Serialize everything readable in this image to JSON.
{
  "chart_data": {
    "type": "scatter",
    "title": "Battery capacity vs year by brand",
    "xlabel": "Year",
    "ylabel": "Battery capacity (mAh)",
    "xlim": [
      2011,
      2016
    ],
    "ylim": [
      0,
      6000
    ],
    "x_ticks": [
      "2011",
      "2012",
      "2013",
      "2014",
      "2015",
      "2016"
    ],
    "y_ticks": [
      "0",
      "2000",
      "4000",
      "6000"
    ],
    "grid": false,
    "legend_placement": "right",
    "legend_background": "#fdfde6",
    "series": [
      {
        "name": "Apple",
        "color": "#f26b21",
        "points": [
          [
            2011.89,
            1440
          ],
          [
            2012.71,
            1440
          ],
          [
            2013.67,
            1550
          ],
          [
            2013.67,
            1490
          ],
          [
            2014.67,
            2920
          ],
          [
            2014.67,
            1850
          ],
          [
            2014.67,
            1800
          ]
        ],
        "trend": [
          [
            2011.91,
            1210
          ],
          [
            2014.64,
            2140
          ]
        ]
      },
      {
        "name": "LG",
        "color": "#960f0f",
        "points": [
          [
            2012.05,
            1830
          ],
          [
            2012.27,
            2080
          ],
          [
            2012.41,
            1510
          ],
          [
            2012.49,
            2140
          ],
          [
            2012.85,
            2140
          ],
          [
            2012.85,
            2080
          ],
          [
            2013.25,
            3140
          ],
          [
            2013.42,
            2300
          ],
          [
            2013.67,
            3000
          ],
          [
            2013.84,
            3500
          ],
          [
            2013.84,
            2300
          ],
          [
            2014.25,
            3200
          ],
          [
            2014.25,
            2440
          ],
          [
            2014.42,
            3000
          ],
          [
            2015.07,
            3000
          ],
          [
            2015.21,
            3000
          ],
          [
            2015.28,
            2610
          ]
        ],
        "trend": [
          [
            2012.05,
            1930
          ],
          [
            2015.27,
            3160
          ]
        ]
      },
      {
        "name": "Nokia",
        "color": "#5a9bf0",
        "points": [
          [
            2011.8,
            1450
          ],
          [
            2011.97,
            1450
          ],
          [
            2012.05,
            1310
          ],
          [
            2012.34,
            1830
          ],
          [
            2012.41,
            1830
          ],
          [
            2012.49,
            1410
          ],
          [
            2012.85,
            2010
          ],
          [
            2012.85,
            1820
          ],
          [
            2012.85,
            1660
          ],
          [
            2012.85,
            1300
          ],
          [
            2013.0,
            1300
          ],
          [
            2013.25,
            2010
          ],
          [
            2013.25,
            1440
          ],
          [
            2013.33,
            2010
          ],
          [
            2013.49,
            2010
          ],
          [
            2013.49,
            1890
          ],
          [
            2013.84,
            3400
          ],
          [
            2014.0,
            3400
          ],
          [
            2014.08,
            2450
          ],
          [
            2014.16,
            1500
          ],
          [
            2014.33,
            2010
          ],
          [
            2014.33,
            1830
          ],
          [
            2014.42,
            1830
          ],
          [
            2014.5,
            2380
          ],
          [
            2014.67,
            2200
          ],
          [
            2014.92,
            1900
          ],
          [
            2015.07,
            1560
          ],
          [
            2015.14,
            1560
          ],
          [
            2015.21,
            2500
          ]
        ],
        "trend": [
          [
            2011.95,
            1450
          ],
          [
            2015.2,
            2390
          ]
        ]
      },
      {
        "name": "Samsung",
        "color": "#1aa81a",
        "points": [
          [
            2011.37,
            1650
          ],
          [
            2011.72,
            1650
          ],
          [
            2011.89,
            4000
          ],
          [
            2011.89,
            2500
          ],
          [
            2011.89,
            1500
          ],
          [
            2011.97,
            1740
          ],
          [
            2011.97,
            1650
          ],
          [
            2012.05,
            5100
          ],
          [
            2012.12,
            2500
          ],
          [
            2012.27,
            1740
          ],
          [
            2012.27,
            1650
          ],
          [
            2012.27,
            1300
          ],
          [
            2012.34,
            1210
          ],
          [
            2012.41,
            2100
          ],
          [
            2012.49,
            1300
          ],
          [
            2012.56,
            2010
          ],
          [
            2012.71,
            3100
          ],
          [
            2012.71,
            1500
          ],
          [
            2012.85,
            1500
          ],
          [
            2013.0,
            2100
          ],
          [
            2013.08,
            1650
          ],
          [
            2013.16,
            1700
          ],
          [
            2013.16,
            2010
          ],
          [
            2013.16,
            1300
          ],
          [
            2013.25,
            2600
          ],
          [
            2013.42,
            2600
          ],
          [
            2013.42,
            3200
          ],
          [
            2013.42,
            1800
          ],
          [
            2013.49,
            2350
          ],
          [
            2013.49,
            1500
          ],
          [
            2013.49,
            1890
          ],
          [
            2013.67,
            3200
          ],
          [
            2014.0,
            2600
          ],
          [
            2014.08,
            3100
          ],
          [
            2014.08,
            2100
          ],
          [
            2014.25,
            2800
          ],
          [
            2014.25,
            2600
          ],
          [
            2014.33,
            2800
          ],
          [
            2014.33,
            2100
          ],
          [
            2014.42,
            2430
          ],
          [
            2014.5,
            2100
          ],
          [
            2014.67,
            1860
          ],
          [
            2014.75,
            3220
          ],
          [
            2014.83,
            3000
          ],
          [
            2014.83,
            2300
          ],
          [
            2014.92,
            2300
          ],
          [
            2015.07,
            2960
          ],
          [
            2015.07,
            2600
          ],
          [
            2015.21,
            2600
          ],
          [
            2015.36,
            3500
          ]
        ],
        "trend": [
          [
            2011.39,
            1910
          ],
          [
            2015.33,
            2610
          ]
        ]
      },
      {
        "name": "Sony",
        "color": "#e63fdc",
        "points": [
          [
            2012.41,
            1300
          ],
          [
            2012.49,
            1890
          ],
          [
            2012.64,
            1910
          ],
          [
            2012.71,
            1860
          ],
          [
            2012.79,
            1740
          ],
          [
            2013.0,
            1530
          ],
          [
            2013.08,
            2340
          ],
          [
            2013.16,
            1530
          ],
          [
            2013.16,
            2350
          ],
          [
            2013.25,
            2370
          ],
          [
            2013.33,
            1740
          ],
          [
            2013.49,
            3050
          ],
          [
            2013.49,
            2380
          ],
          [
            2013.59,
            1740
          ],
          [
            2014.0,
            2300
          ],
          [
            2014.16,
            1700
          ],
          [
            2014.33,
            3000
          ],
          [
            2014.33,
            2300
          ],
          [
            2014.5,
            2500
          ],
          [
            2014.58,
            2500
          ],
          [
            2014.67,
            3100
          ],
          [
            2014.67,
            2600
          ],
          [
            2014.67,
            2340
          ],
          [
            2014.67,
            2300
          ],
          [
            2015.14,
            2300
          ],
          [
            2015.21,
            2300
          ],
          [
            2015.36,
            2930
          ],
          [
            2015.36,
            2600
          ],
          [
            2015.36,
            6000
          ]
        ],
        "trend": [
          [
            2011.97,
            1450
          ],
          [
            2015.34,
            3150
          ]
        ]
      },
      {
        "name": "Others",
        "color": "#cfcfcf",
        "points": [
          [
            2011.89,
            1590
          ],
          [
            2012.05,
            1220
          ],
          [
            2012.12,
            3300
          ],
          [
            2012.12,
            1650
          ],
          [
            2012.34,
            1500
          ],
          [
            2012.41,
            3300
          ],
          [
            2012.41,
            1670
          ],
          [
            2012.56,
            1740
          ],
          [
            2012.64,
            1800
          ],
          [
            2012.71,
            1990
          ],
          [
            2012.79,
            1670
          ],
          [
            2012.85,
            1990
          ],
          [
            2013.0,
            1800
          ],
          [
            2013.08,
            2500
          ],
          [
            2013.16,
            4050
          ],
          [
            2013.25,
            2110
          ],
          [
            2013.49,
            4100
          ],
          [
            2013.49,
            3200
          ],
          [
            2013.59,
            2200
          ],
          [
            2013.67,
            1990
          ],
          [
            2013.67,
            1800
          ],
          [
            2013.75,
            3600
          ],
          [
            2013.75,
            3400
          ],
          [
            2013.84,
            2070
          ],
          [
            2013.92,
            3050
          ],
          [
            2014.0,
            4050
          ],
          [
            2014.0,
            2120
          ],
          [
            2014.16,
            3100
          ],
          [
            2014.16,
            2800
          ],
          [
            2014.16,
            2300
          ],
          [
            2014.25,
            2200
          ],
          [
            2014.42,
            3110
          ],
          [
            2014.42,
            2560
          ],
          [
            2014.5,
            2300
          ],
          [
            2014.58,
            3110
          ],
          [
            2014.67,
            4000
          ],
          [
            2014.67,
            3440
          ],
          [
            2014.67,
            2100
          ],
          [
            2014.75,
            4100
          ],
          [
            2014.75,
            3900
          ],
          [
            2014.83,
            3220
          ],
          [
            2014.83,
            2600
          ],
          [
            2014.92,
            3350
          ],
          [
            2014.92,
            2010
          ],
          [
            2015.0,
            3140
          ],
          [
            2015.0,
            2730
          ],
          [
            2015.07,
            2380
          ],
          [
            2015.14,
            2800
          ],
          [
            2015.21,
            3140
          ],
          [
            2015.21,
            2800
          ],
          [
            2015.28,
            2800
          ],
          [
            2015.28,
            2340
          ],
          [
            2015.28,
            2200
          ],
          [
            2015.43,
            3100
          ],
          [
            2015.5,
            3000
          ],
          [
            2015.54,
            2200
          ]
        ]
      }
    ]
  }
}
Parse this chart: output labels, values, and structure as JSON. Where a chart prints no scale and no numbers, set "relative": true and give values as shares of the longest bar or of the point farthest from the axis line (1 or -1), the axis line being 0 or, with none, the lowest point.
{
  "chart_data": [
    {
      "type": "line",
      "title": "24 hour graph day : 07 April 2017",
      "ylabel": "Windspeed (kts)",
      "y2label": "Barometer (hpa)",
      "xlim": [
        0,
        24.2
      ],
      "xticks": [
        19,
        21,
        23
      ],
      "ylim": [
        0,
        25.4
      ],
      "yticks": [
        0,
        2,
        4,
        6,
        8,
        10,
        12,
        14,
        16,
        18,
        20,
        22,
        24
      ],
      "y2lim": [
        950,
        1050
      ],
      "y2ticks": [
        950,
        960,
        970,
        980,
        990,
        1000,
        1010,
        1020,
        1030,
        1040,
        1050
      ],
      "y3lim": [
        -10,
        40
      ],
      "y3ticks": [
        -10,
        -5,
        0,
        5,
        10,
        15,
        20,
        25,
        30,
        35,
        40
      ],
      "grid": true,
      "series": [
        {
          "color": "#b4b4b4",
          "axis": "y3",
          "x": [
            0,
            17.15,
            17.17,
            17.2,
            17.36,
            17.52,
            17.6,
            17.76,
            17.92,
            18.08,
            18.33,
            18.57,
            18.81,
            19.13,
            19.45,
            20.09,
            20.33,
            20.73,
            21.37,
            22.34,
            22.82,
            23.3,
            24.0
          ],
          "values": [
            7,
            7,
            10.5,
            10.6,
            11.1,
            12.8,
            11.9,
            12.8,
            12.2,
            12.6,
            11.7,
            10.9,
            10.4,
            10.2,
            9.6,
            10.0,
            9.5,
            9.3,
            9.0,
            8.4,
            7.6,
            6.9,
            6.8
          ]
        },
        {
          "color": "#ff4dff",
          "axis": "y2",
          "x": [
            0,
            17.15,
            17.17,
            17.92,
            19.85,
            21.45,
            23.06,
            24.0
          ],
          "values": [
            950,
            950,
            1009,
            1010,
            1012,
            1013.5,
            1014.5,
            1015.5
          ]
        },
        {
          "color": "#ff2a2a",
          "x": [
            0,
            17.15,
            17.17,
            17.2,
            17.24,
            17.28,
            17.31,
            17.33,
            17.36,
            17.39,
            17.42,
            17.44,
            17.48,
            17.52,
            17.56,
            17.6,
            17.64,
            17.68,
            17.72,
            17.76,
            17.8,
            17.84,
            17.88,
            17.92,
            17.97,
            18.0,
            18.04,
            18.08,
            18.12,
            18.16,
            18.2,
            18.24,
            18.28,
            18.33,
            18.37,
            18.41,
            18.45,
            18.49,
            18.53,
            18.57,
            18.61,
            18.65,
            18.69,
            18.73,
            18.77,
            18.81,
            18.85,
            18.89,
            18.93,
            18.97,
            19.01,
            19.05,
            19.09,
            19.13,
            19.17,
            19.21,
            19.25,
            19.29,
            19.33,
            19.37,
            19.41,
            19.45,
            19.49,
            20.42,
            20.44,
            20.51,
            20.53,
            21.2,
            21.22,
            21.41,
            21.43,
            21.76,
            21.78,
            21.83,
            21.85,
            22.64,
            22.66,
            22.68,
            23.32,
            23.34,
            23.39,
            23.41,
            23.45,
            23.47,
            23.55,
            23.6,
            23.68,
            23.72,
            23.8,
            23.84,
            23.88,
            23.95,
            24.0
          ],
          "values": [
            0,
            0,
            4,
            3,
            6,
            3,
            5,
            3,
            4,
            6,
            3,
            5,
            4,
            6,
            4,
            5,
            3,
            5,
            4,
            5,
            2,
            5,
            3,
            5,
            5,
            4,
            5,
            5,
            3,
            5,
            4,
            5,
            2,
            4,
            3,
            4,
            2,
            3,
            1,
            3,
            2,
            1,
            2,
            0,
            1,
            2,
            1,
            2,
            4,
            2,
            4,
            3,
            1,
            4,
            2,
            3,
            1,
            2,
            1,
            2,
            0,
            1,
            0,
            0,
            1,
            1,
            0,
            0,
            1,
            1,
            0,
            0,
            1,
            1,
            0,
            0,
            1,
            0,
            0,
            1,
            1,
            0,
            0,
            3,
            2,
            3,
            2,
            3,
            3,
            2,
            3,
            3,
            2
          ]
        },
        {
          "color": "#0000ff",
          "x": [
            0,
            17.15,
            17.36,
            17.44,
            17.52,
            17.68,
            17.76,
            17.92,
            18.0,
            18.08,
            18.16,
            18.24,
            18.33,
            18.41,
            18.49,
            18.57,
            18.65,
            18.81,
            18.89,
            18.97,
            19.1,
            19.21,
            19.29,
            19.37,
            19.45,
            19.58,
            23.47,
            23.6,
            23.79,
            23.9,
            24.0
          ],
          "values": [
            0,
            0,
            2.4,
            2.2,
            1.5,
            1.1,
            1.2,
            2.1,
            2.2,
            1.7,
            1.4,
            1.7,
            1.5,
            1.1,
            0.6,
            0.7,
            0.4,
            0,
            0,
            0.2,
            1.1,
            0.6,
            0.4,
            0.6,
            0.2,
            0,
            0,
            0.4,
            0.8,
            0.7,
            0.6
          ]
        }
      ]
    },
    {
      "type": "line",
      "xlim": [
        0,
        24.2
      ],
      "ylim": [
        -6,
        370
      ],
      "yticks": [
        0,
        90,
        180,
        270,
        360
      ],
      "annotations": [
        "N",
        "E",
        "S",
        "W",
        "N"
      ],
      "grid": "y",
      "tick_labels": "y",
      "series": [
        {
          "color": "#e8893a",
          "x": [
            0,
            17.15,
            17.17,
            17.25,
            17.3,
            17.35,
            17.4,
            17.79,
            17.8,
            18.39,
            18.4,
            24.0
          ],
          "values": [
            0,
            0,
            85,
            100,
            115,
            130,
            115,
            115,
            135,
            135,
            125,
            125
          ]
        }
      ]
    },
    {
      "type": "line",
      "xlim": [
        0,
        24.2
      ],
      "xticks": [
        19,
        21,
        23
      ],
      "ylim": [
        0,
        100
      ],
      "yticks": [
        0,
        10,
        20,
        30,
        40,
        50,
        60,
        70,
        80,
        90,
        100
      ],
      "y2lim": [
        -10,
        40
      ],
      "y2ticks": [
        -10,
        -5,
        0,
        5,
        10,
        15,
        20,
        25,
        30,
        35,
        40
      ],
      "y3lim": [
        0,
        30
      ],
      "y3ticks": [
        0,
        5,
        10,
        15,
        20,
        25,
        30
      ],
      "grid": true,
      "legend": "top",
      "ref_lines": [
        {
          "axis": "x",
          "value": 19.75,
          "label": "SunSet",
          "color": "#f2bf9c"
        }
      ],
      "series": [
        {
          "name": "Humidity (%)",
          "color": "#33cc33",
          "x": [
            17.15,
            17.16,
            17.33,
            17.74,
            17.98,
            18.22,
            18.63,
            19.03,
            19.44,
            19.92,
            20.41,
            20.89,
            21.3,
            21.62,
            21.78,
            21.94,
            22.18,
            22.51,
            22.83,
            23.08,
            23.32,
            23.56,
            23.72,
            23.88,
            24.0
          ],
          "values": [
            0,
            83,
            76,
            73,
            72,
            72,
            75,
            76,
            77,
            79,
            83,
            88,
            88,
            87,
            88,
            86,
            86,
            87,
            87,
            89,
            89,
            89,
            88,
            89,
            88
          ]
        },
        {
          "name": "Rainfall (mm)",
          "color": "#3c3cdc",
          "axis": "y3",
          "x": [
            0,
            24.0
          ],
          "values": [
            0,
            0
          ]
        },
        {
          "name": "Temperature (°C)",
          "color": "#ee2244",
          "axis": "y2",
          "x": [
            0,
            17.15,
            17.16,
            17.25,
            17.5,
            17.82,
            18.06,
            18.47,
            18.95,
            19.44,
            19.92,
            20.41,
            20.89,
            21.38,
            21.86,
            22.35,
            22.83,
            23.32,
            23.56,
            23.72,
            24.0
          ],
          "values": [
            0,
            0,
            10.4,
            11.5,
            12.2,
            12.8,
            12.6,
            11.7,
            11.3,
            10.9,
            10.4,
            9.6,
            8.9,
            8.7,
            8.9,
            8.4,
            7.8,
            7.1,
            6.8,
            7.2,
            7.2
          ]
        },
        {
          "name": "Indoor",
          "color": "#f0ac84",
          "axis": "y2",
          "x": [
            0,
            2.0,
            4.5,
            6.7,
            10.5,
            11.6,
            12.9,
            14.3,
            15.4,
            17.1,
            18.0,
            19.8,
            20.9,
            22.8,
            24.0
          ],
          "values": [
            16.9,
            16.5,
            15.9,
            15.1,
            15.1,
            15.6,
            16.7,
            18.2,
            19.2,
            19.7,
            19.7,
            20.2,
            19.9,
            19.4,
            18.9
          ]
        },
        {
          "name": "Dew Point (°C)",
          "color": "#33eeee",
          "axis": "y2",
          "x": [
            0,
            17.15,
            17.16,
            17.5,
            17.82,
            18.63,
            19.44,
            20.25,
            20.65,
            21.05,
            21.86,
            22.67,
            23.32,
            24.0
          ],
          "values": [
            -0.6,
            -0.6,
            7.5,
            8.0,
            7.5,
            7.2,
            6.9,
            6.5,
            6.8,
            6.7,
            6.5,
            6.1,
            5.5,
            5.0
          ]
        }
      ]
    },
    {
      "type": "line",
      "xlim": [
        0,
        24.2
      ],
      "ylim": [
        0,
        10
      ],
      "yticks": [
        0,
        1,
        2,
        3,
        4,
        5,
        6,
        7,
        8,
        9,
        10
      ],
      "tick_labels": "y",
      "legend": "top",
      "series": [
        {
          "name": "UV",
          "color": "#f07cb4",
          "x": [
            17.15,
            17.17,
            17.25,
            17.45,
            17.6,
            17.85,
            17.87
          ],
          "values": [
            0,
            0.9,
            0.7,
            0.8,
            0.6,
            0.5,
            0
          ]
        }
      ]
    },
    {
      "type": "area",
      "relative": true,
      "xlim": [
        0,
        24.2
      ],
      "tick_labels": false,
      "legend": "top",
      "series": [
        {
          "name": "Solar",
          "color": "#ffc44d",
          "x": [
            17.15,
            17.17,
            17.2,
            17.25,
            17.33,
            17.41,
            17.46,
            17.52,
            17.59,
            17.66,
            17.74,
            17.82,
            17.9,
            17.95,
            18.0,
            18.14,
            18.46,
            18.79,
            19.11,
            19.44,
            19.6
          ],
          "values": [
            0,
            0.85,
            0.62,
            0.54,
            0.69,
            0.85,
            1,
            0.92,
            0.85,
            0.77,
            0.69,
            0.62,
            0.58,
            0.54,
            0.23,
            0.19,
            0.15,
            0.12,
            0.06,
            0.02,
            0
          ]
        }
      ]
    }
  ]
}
-=-=-=-=-
_TASK DIRECTIONS:_ Look through the entries above; copy each line where the string "this" appears.

_EXERCISE RESPONSE:_
Serialize everything readable in this image to JSON.
Parse this chart: output labels, values, and structure as JSON. Where a chart prints no scale and no numbers, set "relative": true and give values as shares of the longest bar or of the point farthest from the axis line (1 or -1), the axis line being 0 or, with none, the lowest point.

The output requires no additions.